*Exercise:*
Copy each line containing the word "content" from the records that follow, please.

*Data to use:*
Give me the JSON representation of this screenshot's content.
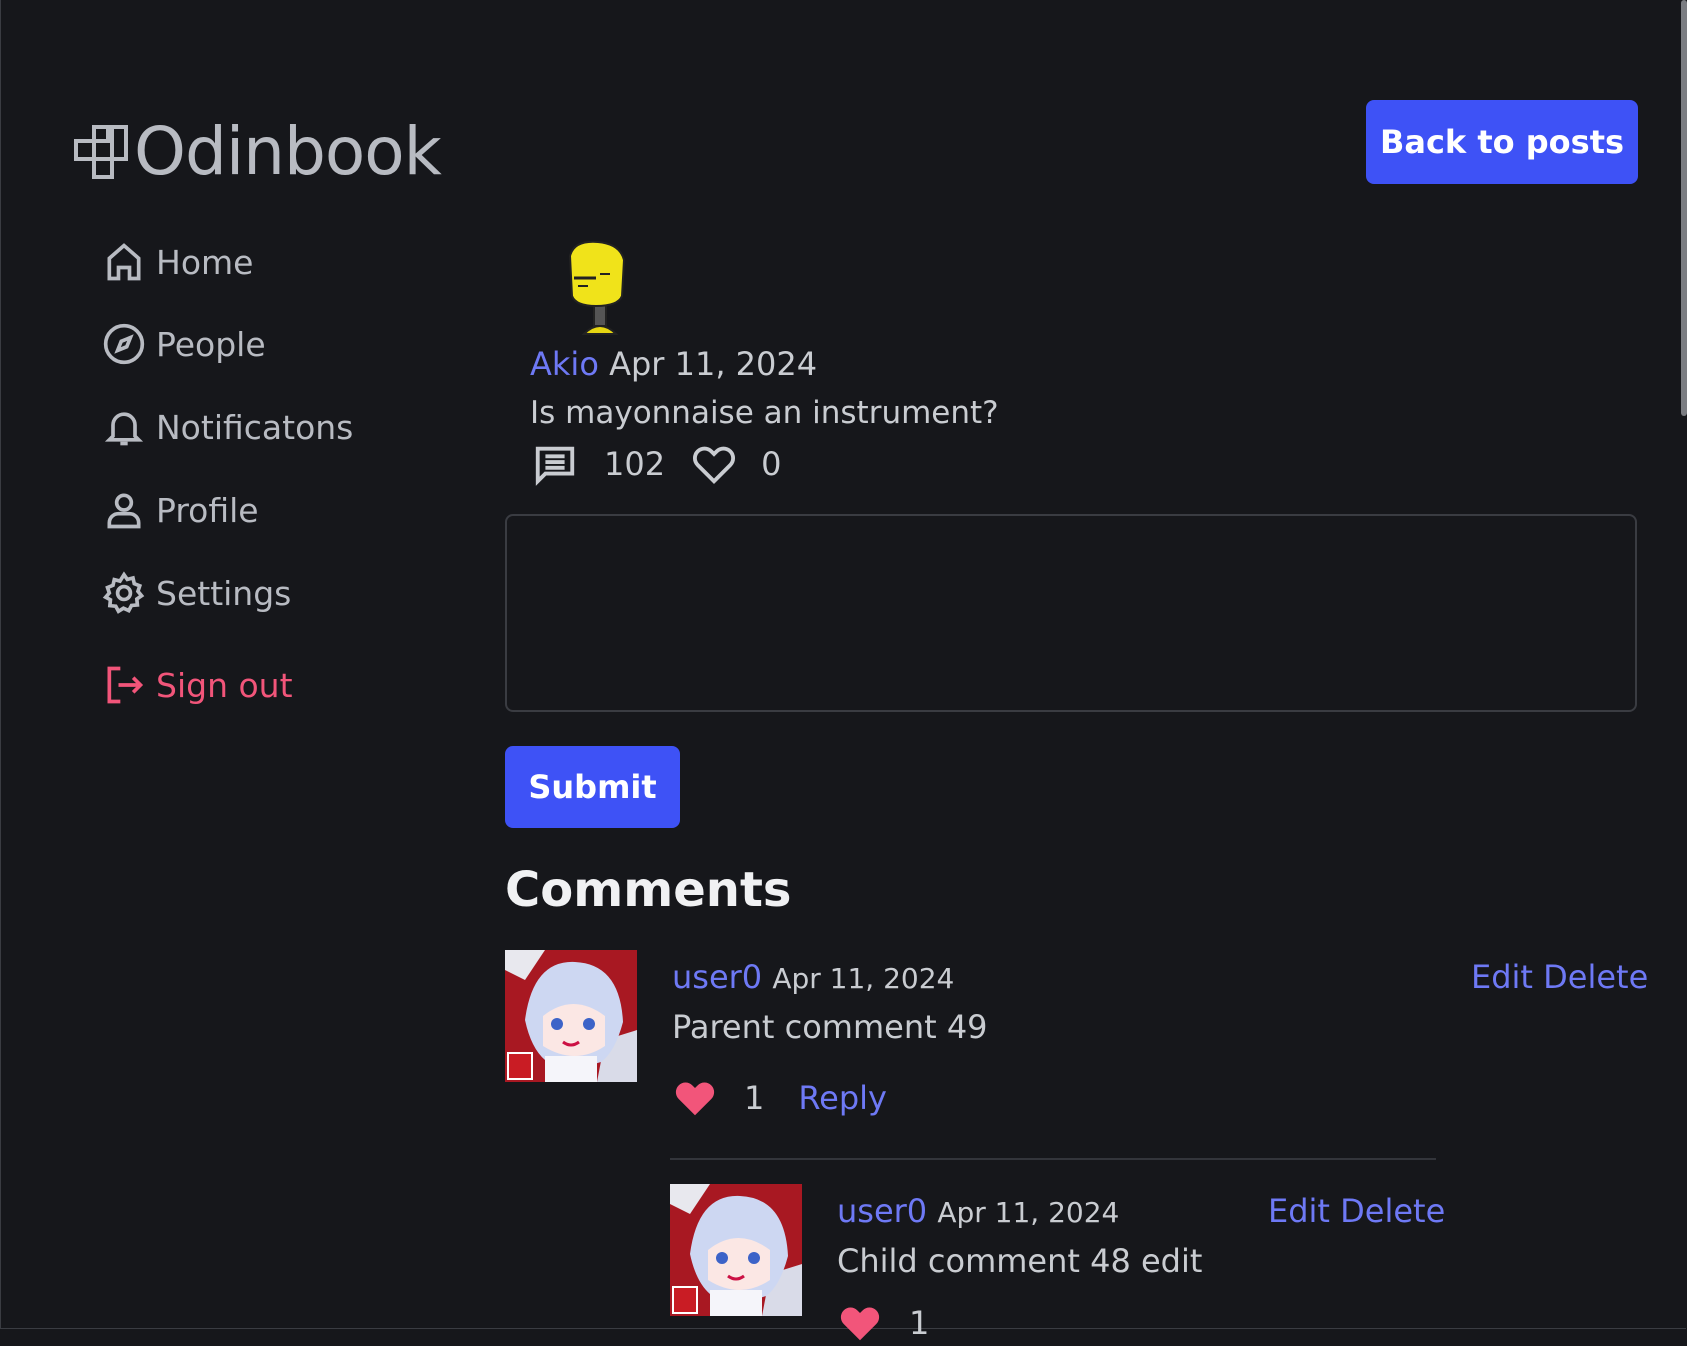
{
  "app": {
    "logo_text": "Odinbook",
    "back_button": "Back to posts"
  },
  "nav": {
    "items": [
      {
        "label": "Home",
        "icon": "home-icon"
      },
      {
        "label": "People",
        "icon": "compass-icon"
      },
      {
        "label": "Notificatons",
        "icon": "bell-icon"
      },
      {
        "label": "Profile",
        "icon": "person-icon"
      },
      {
        "label": "Settings",
        "icon": "gear-icon"
      },
      {
        "label": "Sign out",
        "icon": "sign-out-icon"
      }
    ]
  },
  "post": {
    "author": "Akio",
    "date": "Apr 11, 2024",
    "body": "Is mayonnaise an instrument?",
    "comment_count": "102",
    "like_count": "0"
  },
  "form": {
    "submit_label": "Submit",
    "textarea_value": ""
  },
  "comments": {
    "title": "Comments",
    "items": [
      {
        "author": "user0",
        "date": "Apr 11, 2024",
        "body": "Parent comment 49",
        "likes": "1",
        "reply_label": "Reply",
        "edit_label": "Edit",
        "delete_label": "Delete"
      },
      {
        "author": "user0",
        "date": "Apr 11, 2024",
        "body": "Child comment 48 edit",
        "likes": "1",
        "edit_label": "Edit",
        "delete_label": "Delete"
      }
    ]
  },
  "colors": {
    "background": "#16171b",
    "accent": "#3e52f6",
    "link": "#6e79f5",
    "danger": "#f2557a",
    "text": "#c9ccd1"
  }
}
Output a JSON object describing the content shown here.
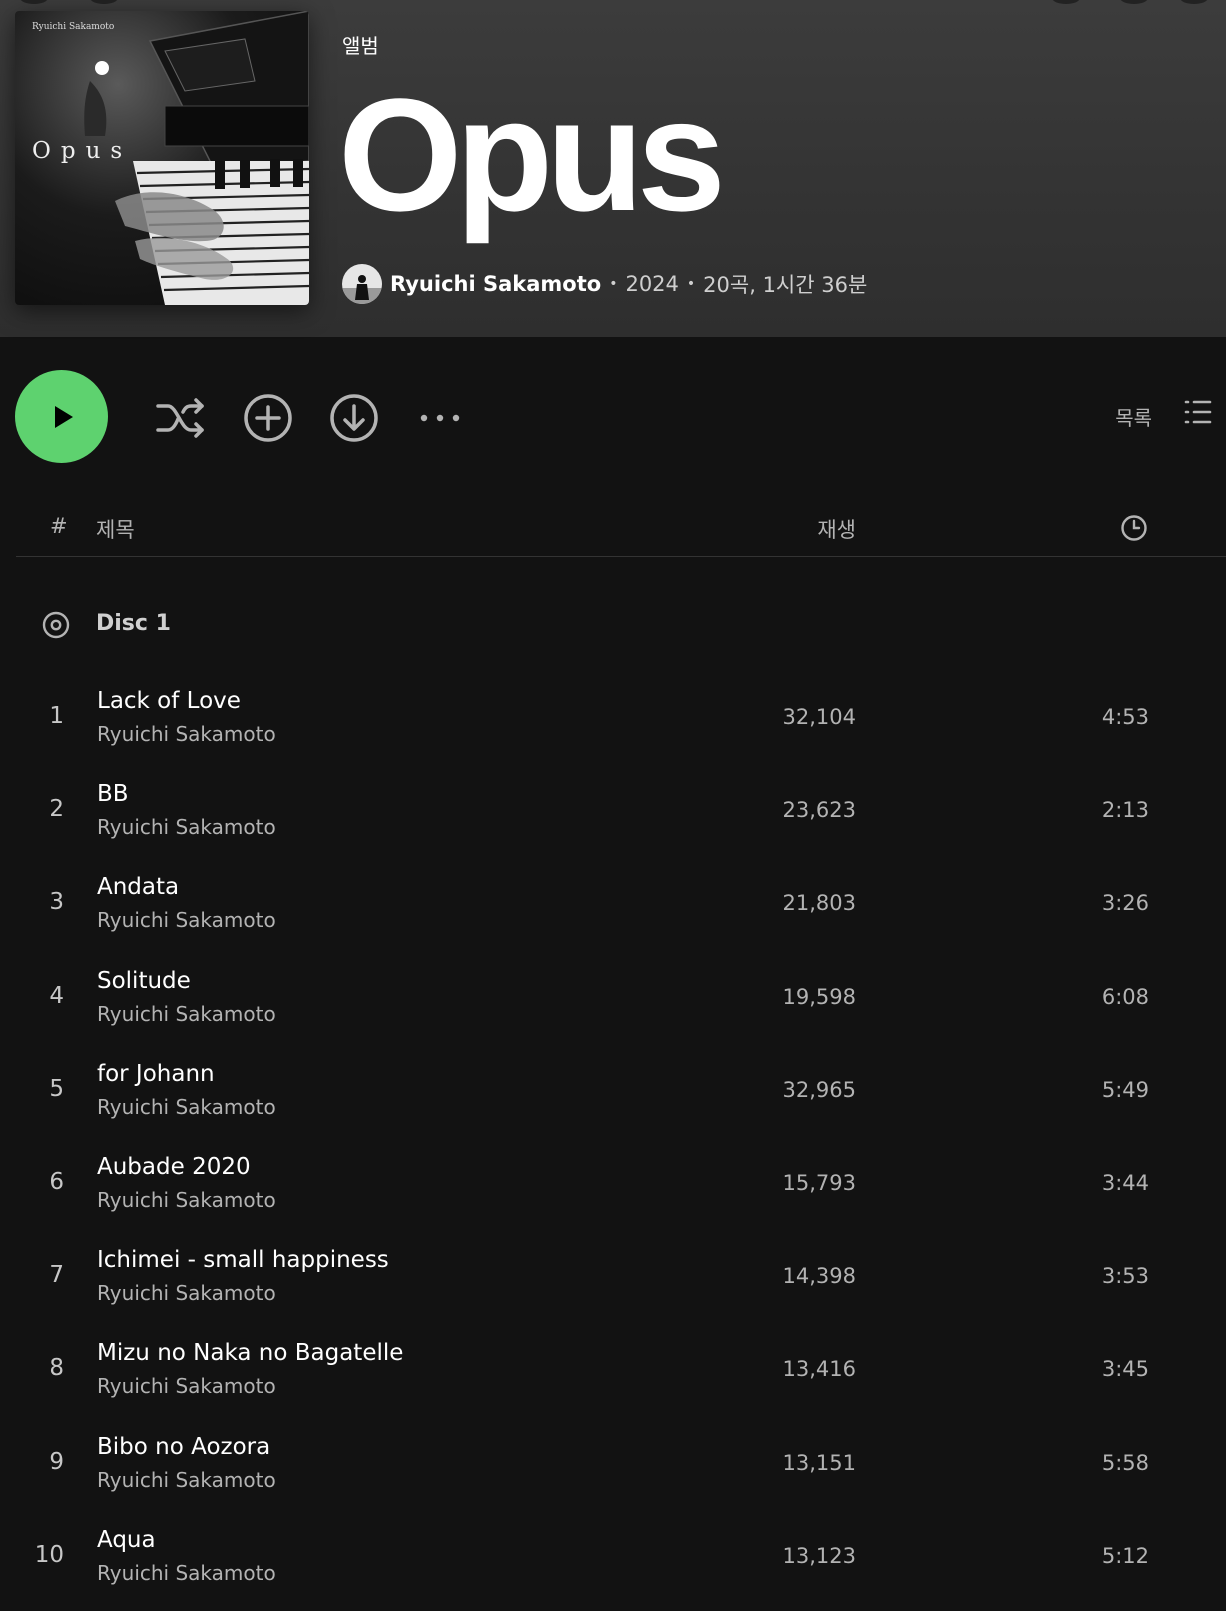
{
  "album": {
    "cover_credit": "Ryuichi Sakamoto",
    "cover_title": "Opus",
    "type_label": "앨범",
    "title": "Opus",
    "artist": "Ryuichi Sakamoto",
    "year": "2024",
    "summary": "20곡, 1시간 36분",
    "separator": "•"
  },
  "controls": {
    "play_icon": "play-icon",
    "shuffle_icon": "shuffle-icon",
    "add_icon": "add-circle-icon",
    "download_icon": "download-icon",
    "more_icon": "more-icon",
    "view_label": "목록",
    "view_icon": "list-view-icon",
    "accent_color": "#5ed26f"
  },
  "table_header": {
    "number": "#",
    "title": "제목",
    "plays": "재생",
    "duration_icon": "clock-icon"
  },
  "disc": {
    "label": "Disc 1",
    "icon": "disc-icon"
  },
  "tracks": [
    {
      "num": "1",
      "title": "Lack of Love",
      "artist": "Ryuichi Sakamoto",
      "plays": "32,104",
      "duration": "4:53"
    },
    {
      "num": "2",
      "title": "BB",
      "artist": "Ryuichi Sakamoto",
      "plays": "23,623",
      "duration": "2:13"
    },
    {
      "num": "3",
      "title": "Andata",
      "artist": "Ryuichi Sakamoto",
      "plays": "21,803",
      "duration": "3:26"
    },
    {
      "num": "4",
      "title": "Solitude",
      "artist": "Ryuichi Sakamoto",
      "plays": "19,598",
      "duration": "6:08"
    },
    {
      "num": "5",
      "title": "for Johann",
      "artist": "Ryuichi Sakamoto",
      "plays": "32,965",
      "duration": "5:49"
    },
    {
      "num": "6",
      "title": "Aubade 2020",
      "artist": "Ryuichi Sakamoto",
      "plays": "15,793",
      "duration": "3:44"
    },
    {
      "num": "7",
      "title": "Ichimei - small happiness",
      "artist": "Ryuichi Sakamoto",
      "plays": "14,398",
      "duration": "3:53"
    },
    {
      "num": "8",
      "title": "Mizu no Naka no Bagatelle",
      "artist": "Ryuichi Sakamoto",
      "plays": "13,416",
      "duration": "3:45"
    },
    {
      "num": "9",
      "title": "Bibo no Aozora",
      "artist": "Ryuichi Sakamoto",
      "plays": "13,151",
      "duration": "5:58"
    },
    {
      "num": "10",
      "title": "Aqua",
      "artist": "Ryuichi Sakamoto",
      "plays": "13,123",
      "duration": "5:12"
    }
  ]
}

*Output for this task:*
Give me the JSON representation of this screenshot's content.
Output a JSON object describing the content shown here.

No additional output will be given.